What you should do: Copy all lines below that use the word "Olmütz".
START Information shown
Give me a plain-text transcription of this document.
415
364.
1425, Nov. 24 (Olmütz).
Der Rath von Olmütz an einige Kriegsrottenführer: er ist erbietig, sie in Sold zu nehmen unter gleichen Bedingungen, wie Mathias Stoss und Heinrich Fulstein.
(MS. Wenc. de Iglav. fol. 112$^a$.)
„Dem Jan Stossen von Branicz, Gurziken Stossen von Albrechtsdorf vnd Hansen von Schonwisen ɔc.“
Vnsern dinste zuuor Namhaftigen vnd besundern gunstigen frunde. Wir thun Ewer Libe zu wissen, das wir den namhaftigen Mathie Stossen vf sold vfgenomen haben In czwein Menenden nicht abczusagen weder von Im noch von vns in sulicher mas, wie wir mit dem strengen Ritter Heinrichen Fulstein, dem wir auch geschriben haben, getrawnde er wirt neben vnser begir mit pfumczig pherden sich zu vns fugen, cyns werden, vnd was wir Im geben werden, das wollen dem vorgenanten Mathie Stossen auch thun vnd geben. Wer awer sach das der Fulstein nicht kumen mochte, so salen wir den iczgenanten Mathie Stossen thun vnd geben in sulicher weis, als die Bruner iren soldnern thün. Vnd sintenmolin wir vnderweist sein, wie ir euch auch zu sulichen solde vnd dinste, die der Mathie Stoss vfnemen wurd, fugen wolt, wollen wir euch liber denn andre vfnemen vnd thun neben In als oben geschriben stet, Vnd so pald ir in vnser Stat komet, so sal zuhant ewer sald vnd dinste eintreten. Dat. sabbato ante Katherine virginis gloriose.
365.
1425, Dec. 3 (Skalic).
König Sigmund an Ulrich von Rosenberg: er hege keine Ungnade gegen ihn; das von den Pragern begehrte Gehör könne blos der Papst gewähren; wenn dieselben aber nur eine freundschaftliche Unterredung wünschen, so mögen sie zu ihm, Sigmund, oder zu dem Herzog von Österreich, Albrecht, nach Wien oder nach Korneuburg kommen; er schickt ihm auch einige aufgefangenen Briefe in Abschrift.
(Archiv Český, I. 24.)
END Information shown
Result of the exercise:
1425, Nov. 24 (Olmütz).
Der Rath von Olmütz an einige Kriegsrottenführer: er ist erbietig, sie in Sold zu nehmen unter gleichen Bedingungen, wie Mathias Stoss und Heinrich Fulstein.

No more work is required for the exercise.